[Dataset entries]
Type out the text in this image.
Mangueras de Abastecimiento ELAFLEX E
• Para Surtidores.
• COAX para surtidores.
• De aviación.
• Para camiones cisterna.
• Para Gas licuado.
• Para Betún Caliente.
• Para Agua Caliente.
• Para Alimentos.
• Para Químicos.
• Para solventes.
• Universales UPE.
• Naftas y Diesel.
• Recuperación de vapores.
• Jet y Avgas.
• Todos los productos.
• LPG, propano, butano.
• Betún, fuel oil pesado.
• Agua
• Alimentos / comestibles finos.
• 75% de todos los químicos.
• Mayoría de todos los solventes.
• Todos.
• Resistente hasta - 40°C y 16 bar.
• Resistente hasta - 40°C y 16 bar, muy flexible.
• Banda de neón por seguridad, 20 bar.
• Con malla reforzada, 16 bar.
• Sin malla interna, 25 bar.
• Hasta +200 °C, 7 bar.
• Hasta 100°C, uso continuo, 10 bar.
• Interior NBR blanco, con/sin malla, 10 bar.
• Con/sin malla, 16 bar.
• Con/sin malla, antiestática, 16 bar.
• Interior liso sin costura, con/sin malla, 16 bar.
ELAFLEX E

Task description — Retype every entry word for word.

Output for this exercise —
Type out the text in this image.
Mangueras de Abastecimiento ELAFLEX E
• Para Surtidores.
• COAX para surtidores.
• De aviación.
• Para camiones cisterna.
• Para Gas licuado.
• Para Betún Caliente.
• Para Agua Caliente.
• Para Alimentos.
• Para Químicos.
• Para solventes.
• Universales UPE.
• Naftas y Diesel.
• Recuperación de vapores.
• Jet y Avgas.
• Todos los productos.
• LPG, propano, butano.
• Betún, fuel oil pesado.
• Agua
• Alimentos / comestibles finos.
• 75% de todos los químicos.
• Mayoría de todos los solventes.
• Todos.
• Resistente hasta - 40°C y 16 bar.
• Resistente hasta - 40°C y 16 bar, muy flexible.
• Banda de neón por seguridad, 20 bar.
• Con malla reforzada, 16 bar.
• Sin malla interna, 25 bar.
• Hasta +200 °C, 7 bar.
• Hasta 100°C, uso continuo, 10 bar.
• Interior NBR blanco, con/sin malla, 10 bar.
• Con/sin malla, 16 bar.
• Con/sin malla, antiestática, 16 bar.
• Interior liso sin costura, con/sin malla, 16 bar.
ELAFLEX E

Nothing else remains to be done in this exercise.